* Begin Record set *

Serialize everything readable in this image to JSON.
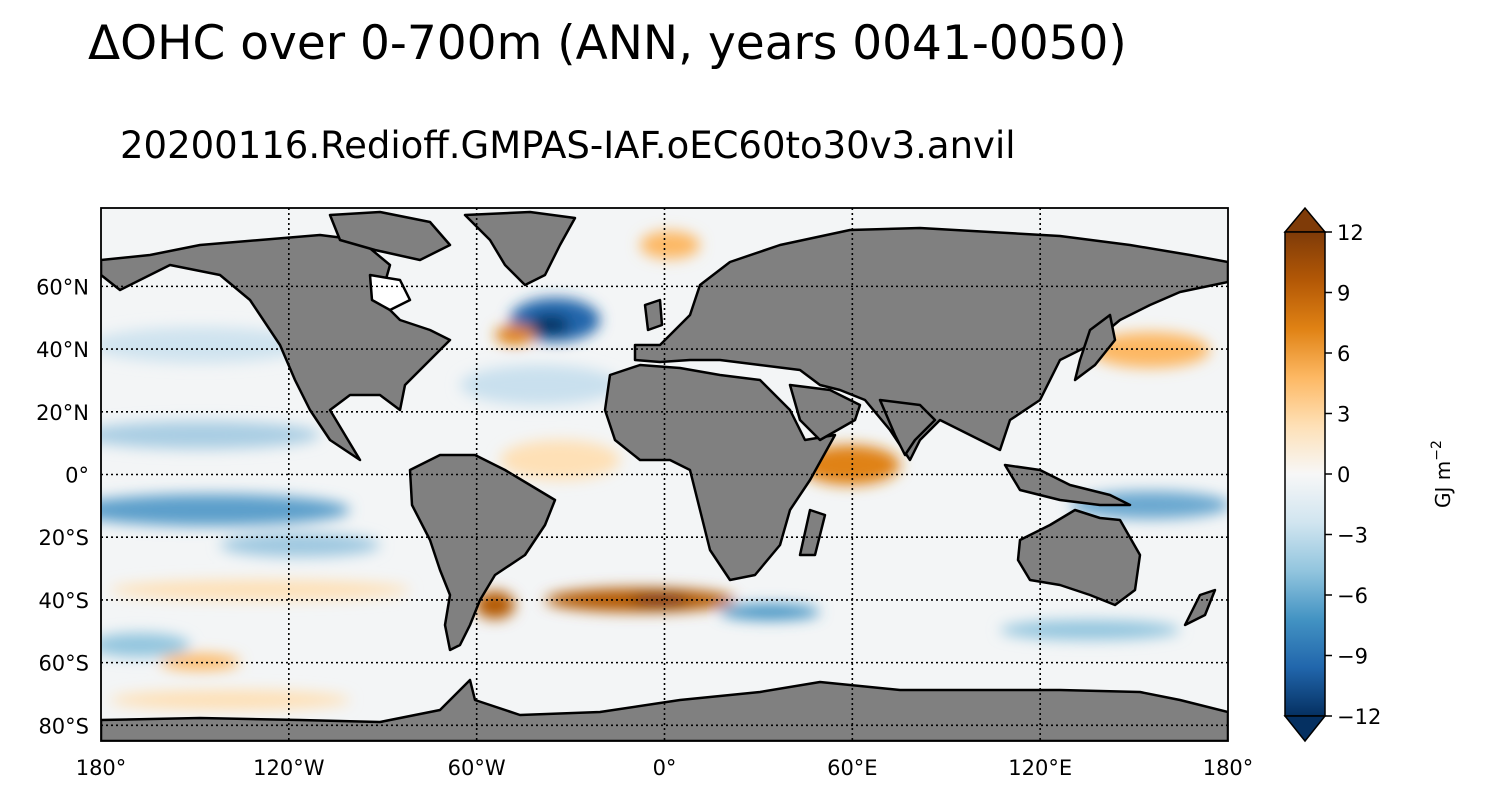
{
  "figure": {
    "title": "ΔOHC over 0-700m (ANN, years 0041-0050)",
    "subtitle": "20200116.Redioff.GMPAS-IAF.oEC60to30v3.anvil"
  },
  "map": {
    "projection": "PlateCarree",
    "lon_range": [
      -180,
      180
    ],
    "lat_range": [
      -85,
      85
    ],
    "x_ticks": [
      {
        "lon": -180,
        "label": "180°"
      },
      {
        "lon": -120,
        "label": "120°W"
      },
      {
        "lon": -60,
        "label": "60°W"
      },
      {
        "lon": 0,
        "label": "0°"
      },
      {
        "lon": 60,
        "label": "60°E"
      },
      {
        "lon": 120,
        "label": "120°E"
      },
      {
        "lon": 180,
        "label": "180°"
      }
    ],
    "y_ticks": [
      {
        "lat": 60,
        "label": "60°N"
      },
      {
        "lat": 40,
        "label": "40°N"
      },
      {
        "lat": 20,
        "label": "20°N"
      },
      {
        "lat": 0,
        "label": "0°"
      },
      {
        "lat": -20,
        "label": "20°S"
      },
      {
        "lat": -40,
        "label": "40°S"
      },
      {
        "lat": -60,
        "label": "60°S"
      },
      {
        "lat": -80,
        "label": "80°S"
      }
    ],
    "gridlines": "dotted",
    "land_color": "#808080",
    "coastline_color": "#000000",
    "features": [
      {
        "name": "labrador-sea-cooling",
        "lon": -42,
        "lat": 55,
        "value": -10
      },
      {
        "name": "gulf-stream-warming",
        "lon": -50,
        "lat": 43,
        "value": 6
      },
      {
        "name": "south-atlantic-warm-band",
        "lon": 0,
        "lat": -40,
        "value": 12
      },
      {
        "name": "brazil-malvinas-warming",
        "lon": -55,
        "lat": -42,
        "value": 9
      },
      {
        "name": "arabian-sea-warming",
        "lon": 60,
        "lat": 3,
        "value": 6
      },
      {
        "name": "kuroshio-warming",
        "lon": 150,
        "lat": 37,
        "value": 4
      },
      {
        "name": "pacific-cool-band",
        "lon": -150,
        "lat": -12,
        "value": -5
      },
      {
        "name": "indian-ocean-cool-band",
        "lon": 150,
        "lat": -12,
        "value": -5
      },
      {
        "name": "southern-ocean-cooling",
        "lon": 40,
        "lat": -45,
        "value": -5
      }
    ]
  },
  "colorbar": {
    "label_main": "GJ m",
    "label_exp": "−2",
    "vmin": -12,
    "vmax": 12,
    "ticks": [
      {
        "value": 12,
        "label": "12"
      },
      {
        "value": 9,
        "label": "9"
      },
      {
        "value": 6,
        "label": "6"
      },
      {
        "value": 3,
        "label": "3"
      },
      {
        "value": 0,
        "label": "0"
      },
      {
        "value": -3,
        "label": "−3"
      },
      {
        "value": -6,
        "label": "−6"
      },
      {
        "value": -9,
        "label": "−9"
      },
      {
        "value": -12,
        "label": "−12"
      }
    ],
    "colors": [
      "#053061",
      "#2166ac",
      "#4393c3",
      "#92c5de",
      "#d1e5f0",
      "#f7f7f7",
      "#fee0b6",
      "#fdb863",
      "#e08214",
      "#b35806",
      "#7f3b08"
    ],
    "extend": "both"
  }
}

* End Record set *

What the task asks => Gather up every line from the listing above in which the word "ocean" occurs.

Solved exercise =>
        "name": "indian-ocean-cool-band",
        "name": "southern-ocean-cooling",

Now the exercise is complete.